→ **Task instructions**:
Pull out all lines from the listing below in which the word "xlabel" appears.

→ **Dataset rows**:
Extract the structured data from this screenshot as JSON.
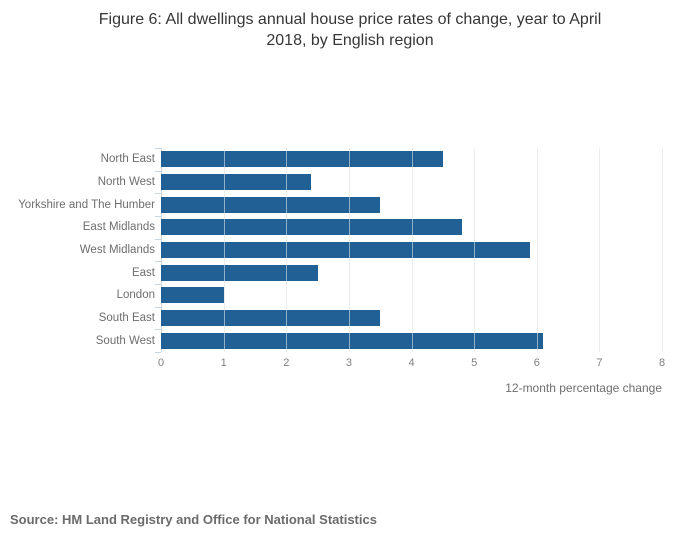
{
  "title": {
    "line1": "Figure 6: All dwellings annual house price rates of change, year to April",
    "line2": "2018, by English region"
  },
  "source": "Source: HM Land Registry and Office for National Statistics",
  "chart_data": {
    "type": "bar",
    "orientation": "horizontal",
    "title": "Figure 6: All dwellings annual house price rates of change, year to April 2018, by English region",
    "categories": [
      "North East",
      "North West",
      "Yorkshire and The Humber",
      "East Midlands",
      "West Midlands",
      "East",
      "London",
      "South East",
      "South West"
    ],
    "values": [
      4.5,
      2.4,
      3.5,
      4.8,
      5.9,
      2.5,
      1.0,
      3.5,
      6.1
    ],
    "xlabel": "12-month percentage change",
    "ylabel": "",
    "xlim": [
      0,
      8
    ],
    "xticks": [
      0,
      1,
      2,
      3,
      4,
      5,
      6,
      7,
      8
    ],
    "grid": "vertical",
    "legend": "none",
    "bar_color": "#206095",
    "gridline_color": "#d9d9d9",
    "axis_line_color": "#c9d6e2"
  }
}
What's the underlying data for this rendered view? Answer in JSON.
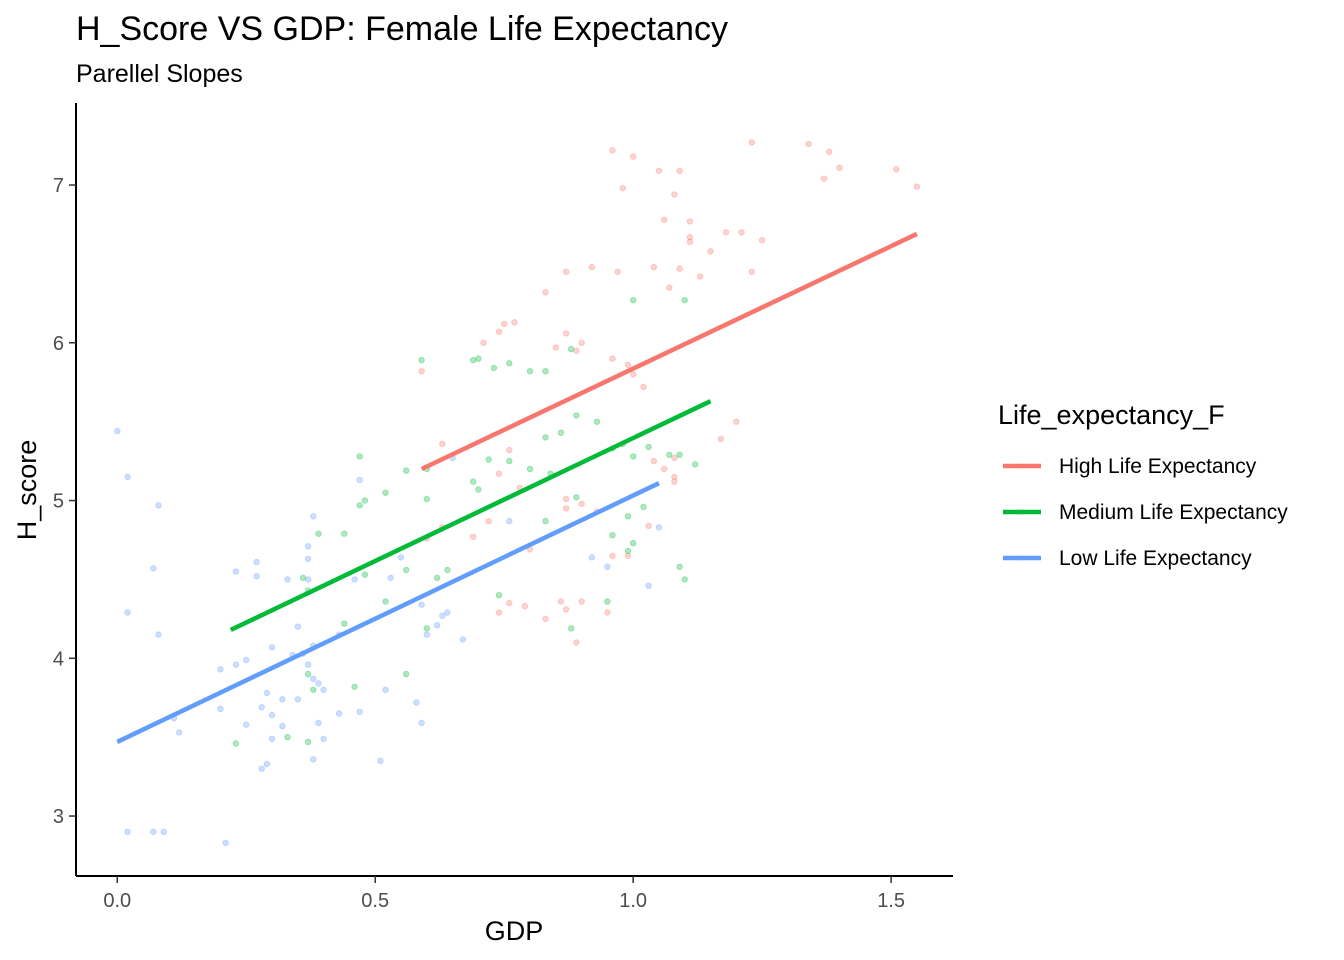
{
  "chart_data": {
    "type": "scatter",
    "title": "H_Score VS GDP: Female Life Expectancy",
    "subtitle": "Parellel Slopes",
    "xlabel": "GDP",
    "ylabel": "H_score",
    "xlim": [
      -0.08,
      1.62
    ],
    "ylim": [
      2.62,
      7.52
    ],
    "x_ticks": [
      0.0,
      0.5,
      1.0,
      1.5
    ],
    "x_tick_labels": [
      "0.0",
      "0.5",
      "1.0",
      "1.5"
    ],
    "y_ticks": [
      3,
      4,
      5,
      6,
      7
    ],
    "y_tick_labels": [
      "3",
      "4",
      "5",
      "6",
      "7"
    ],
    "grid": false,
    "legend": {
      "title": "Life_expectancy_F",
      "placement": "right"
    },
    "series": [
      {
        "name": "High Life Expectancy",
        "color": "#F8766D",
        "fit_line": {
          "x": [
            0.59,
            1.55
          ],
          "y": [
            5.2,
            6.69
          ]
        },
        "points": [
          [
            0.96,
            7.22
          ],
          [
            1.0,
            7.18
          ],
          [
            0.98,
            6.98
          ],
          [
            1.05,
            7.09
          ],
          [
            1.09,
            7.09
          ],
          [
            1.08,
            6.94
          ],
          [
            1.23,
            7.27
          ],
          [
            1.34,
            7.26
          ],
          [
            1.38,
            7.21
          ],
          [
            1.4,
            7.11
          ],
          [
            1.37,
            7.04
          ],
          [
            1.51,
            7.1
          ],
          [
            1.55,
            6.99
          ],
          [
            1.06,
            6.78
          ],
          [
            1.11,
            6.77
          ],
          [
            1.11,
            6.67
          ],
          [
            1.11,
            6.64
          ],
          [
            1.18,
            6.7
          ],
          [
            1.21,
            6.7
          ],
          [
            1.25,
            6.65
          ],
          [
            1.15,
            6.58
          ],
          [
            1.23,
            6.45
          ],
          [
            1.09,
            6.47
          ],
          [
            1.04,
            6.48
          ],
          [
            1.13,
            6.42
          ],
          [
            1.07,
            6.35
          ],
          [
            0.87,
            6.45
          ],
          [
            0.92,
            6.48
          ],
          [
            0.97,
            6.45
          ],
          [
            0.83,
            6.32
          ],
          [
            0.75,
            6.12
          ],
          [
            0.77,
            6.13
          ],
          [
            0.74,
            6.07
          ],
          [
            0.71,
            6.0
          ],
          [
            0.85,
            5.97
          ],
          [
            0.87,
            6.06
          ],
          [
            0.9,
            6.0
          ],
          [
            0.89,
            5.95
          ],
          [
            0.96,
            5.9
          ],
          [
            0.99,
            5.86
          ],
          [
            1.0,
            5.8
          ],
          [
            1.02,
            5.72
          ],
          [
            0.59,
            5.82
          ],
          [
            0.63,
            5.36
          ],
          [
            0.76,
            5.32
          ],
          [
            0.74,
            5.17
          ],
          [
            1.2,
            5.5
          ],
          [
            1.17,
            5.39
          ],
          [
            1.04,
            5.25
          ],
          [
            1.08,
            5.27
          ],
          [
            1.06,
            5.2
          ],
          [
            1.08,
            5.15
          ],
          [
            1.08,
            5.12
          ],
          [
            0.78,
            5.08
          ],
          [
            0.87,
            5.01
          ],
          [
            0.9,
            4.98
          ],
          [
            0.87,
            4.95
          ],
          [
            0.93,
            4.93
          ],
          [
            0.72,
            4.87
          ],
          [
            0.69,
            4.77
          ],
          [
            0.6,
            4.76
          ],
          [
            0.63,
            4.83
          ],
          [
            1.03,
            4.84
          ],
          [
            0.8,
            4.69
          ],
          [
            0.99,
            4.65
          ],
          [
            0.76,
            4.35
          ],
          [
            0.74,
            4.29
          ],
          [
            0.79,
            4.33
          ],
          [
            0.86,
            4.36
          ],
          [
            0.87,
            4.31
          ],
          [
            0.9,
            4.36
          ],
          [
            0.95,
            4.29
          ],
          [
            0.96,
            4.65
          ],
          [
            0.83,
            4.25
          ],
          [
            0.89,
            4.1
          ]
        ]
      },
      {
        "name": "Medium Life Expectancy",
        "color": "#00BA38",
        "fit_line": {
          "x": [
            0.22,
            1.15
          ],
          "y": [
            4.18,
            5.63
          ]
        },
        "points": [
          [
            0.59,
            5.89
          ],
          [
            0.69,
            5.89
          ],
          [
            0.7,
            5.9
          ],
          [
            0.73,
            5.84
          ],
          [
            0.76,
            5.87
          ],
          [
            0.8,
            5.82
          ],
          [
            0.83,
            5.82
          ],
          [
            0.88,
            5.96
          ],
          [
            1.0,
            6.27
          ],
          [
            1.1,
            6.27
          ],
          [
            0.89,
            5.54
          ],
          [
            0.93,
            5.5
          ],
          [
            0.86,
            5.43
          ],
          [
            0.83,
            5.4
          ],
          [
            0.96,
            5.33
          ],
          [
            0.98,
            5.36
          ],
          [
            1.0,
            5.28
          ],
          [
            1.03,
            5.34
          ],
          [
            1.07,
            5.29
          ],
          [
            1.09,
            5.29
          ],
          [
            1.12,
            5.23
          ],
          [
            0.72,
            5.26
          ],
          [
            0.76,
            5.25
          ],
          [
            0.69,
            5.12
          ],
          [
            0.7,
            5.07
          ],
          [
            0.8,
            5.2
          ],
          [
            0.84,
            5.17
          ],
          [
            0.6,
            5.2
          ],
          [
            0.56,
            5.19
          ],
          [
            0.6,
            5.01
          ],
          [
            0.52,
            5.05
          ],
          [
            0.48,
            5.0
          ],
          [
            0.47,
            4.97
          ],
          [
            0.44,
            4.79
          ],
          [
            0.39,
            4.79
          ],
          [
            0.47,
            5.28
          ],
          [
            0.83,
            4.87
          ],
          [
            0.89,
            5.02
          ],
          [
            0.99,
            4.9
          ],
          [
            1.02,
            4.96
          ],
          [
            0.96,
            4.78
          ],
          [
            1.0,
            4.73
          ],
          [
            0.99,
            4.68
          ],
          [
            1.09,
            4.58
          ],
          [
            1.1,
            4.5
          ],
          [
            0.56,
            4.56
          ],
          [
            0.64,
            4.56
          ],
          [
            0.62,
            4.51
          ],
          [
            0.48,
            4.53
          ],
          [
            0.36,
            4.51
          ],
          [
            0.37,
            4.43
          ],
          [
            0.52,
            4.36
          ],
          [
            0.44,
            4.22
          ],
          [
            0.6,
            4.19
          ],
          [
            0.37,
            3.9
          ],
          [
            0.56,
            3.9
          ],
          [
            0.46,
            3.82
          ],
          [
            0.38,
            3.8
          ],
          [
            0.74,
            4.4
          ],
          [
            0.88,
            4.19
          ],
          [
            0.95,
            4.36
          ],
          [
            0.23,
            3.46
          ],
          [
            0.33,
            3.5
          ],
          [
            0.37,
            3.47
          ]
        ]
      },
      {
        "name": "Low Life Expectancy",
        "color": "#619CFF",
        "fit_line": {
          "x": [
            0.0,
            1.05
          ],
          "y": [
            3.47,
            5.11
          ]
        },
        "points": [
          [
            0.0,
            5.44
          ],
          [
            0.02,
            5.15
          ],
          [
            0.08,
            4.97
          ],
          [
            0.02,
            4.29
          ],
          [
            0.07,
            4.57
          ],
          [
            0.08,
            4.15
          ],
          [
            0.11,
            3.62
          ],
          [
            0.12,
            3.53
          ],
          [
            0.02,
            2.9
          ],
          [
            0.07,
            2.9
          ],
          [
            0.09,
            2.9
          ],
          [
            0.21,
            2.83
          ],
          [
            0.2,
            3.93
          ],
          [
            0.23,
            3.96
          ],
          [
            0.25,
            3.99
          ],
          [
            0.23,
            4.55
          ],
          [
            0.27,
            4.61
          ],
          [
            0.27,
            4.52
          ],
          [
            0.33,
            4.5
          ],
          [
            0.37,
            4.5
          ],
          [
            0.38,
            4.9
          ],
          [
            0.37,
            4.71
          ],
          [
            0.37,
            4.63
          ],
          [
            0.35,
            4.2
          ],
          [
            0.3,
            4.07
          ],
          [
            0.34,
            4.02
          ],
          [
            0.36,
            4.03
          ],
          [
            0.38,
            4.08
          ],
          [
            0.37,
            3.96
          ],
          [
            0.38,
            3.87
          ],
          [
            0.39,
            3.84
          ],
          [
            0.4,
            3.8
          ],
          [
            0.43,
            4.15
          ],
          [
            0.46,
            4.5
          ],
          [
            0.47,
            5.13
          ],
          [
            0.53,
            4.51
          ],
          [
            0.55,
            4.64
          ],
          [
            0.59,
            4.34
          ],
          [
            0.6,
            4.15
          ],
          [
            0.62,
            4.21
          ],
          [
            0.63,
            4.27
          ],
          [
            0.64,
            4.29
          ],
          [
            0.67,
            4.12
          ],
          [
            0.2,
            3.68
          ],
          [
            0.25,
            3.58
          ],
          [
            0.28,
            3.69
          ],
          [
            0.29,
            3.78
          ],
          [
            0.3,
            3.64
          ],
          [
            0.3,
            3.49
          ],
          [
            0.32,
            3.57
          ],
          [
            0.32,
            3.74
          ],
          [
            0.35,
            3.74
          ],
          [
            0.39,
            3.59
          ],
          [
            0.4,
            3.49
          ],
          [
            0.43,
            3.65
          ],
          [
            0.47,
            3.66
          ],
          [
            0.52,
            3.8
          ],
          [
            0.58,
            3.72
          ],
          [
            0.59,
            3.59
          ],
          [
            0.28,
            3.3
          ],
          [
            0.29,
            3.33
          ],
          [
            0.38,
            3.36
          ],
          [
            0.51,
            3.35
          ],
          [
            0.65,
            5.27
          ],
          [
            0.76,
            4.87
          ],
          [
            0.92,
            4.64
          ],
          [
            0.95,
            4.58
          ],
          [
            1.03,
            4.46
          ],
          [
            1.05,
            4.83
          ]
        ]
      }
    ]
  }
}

...

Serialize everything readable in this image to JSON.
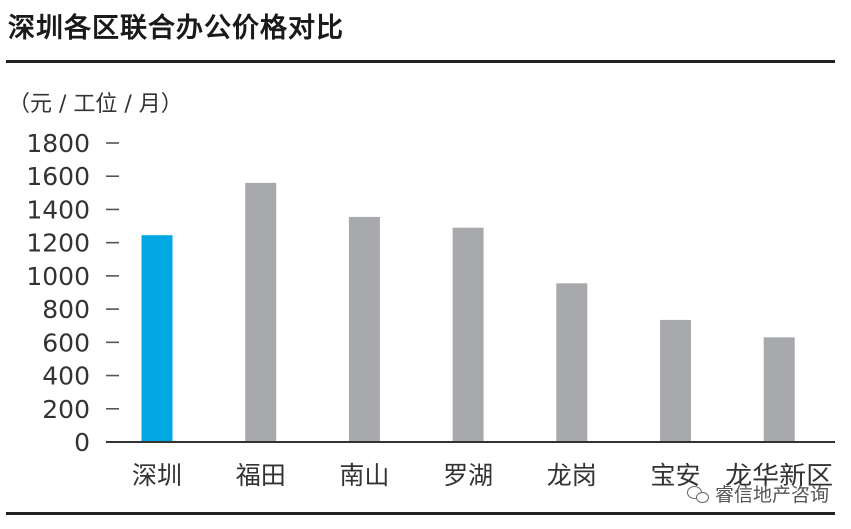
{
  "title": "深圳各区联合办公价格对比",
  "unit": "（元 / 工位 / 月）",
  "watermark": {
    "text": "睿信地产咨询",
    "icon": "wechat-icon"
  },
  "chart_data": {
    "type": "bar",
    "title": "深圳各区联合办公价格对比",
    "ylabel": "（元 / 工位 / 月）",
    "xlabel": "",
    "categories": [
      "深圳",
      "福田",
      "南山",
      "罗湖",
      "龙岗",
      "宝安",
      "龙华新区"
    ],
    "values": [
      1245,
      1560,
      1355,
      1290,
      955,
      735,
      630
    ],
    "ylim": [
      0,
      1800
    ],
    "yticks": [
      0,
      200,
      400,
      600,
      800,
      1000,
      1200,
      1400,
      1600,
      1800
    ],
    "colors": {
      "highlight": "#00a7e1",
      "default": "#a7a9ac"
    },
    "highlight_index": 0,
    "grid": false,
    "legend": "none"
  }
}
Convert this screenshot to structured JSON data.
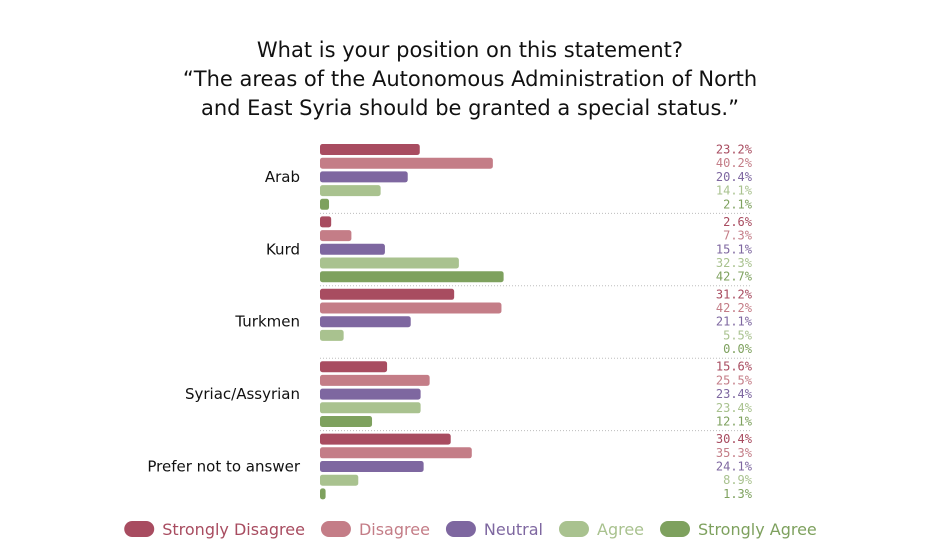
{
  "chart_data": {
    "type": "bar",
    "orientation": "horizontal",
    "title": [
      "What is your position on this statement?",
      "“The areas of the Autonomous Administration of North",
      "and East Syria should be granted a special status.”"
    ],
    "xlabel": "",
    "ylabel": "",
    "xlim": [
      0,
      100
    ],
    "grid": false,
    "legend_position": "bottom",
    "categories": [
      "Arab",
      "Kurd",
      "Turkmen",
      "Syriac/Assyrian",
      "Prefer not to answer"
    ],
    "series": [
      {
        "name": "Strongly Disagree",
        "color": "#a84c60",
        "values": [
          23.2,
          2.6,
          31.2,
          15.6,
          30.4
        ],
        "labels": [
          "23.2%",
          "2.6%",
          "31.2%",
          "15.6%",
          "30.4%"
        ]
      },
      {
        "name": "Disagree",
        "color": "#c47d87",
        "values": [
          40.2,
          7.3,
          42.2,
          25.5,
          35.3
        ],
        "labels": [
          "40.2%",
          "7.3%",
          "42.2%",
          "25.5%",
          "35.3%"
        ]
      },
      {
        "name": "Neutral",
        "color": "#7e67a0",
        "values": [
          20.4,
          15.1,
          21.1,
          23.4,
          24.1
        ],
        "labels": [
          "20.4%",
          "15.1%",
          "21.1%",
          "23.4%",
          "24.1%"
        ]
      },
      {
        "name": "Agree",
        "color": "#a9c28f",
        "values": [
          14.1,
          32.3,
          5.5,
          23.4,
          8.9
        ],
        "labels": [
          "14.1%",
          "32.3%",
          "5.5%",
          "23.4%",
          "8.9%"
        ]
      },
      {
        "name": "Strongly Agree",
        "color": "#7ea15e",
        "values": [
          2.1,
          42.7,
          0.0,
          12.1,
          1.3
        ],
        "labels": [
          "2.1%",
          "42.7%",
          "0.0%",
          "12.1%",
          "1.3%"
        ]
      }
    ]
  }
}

→ **Response below**:
    "xlabel": "12-month percentage change",
    "xlabel": "GDP",
    "xlabel": "",
    "xlabel": "",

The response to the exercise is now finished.